■ TASK BRIEF ■
Tally the lines of the listing that contain the word "Điện", then give the total and nothing else.

Extracts from a graphics dataset
·····

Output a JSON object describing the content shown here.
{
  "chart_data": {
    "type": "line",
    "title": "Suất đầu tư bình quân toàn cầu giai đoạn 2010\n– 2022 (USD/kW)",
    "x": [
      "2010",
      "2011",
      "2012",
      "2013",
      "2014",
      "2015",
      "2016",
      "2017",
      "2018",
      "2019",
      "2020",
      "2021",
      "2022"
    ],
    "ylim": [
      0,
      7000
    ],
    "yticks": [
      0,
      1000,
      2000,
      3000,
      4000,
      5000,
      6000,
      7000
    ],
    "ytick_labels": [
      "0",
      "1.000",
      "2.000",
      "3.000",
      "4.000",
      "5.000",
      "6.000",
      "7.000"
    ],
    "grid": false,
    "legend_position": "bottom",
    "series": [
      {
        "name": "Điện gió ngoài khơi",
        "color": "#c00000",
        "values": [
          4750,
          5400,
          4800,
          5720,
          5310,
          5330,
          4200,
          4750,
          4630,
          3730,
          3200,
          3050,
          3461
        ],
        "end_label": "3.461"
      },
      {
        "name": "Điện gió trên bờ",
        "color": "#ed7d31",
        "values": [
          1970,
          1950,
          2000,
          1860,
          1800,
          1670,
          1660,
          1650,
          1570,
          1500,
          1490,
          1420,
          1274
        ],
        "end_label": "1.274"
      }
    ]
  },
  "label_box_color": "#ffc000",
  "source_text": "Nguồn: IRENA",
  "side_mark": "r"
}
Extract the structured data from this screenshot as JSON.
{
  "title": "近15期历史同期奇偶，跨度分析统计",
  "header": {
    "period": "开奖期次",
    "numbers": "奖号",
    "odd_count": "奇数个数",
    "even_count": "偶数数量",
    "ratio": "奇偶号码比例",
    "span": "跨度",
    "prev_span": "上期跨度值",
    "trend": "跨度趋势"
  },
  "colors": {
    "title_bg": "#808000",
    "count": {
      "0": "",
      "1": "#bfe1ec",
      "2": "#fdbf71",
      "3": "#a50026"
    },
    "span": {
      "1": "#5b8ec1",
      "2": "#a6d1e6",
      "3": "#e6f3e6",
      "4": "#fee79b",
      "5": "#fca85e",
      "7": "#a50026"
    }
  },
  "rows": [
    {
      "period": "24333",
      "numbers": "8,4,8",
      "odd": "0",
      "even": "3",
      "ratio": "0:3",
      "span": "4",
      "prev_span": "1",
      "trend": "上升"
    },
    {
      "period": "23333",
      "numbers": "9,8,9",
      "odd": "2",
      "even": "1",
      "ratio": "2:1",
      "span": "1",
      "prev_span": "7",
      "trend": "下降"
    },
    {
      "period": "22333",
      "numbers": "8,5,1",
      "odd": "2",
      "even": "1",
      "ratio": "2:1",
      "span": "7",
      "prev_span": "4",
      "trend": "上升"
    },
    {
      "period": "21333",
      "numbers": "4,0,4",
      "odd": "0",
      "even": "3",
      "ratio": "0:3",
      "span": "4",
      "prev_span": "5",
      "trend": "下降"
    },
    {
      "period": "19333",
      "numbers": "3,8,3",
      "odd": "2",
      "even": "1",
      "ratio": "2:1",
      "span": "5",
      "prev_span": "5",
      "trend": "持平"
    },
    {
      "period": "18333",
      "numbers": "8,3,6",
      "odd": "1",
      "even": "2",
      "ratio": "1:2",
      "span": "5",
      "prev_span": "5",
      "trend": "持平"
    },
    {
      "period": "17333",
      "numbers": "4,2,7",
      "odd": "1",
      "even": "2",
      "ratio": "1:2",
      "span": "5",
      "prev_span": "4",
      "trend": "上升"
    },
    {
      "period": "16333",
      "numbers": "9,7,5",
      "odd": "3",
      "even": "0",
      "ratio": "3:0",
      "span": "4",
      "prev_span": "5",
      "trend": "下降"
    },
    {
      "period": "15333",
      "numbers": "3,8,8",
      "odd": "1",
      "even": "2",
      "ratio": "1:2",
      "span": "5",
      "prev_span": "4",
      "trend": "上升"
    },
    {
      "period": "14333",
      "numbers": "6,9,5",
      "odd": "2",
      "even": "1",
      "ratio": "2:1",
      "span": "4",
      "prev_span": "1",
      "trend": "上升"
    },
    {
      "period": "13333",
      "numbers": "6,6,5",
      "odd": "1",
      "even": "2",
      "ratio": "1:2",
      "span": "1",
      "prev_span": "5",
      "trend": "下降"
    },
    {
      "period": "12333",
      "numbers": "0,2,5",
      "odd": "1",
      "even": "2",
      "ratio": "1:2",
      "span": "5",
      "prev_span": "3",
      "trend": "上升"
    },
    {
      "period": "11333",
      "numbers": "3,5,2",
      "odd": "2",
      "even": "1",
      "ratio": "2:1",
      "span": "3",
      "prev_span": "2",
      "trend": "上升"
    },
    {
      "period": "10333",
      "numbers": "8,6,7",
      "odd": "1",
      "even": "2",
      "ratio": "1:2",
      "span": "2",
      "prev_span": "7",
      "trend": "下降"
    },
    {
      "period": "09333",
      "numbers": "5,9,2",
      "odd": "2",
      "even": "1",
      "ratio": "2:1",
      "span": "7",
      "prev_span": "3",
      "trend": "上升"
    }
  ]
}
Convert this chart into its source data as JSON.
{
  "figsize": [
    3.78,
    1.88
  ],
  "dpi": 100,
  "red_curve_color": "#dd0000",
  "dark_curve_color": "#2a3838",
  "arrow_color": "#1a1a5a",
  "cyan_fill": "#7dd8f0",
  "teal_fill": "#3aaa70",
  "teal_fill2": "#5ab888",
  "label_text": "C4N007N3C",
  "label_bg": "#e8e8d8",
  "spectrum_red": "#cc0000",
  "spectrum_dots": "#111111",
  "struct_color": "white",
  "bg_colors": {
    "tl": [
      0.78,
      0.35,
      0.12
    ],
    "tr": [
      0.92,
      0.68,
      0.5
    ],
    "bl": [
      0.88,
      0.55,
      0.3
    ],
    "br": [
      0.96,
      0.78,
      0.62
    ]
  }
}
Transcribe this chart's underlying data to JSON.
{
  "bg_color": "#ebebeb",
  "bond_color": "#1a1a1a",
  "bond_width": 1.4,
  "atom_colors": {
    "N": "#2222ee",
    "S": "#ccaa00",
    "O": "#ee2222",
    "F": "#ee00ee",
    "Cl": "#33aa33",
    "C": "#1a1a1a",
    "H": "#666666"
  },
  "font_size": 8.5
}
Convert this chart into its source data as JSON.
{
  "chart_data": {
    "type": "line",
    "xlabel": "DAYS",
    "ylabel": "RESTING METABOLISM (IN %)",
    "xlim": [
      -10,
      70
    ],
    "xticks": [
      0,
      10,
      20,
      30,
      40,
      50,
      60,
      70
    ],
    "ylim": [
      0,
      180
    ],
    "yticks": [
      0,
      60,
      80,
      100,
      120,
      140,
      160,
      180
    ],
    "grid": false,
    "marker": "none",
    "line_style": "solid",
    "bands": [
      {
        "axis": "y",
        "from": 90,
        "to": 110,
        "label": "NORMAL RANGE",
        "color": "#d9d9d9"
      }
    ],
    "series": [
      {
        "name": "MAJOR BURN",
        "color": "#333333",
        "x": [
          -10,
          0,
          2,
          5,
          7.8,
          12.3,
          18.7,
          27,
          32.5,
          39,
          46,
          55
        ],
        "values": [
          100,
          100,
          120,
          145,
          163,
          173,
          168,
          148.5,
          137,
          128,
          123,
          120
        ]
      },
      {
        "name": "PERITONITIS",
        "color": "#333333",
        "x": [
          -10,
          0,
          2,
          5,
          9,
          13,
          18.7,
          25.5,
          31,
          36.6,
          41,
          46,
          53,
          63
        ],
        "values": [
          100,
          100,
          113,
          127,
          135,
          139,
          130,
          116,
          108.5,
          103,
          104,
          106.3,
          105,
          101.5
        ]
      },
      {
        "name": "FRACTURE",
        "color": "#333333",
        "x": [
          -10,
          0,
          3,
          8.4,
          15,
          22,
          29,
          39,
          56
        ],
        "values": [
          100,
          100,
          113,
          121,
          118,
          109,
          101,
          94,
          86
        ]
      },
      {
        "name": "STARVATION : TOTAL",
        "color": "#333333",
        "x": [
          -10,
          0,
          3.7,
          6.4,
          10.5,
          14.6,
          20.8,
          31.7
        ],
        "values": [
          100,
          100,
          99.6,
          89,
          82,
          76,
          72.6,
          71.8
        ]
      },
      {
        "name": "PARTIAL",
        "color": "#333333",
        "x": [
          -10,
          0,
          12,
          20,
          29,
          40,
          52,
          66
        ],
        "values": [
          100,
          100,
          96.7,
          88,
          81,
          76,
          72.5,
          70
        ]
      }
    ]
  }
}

·····

■ EXPECTED OUTPUT ■
2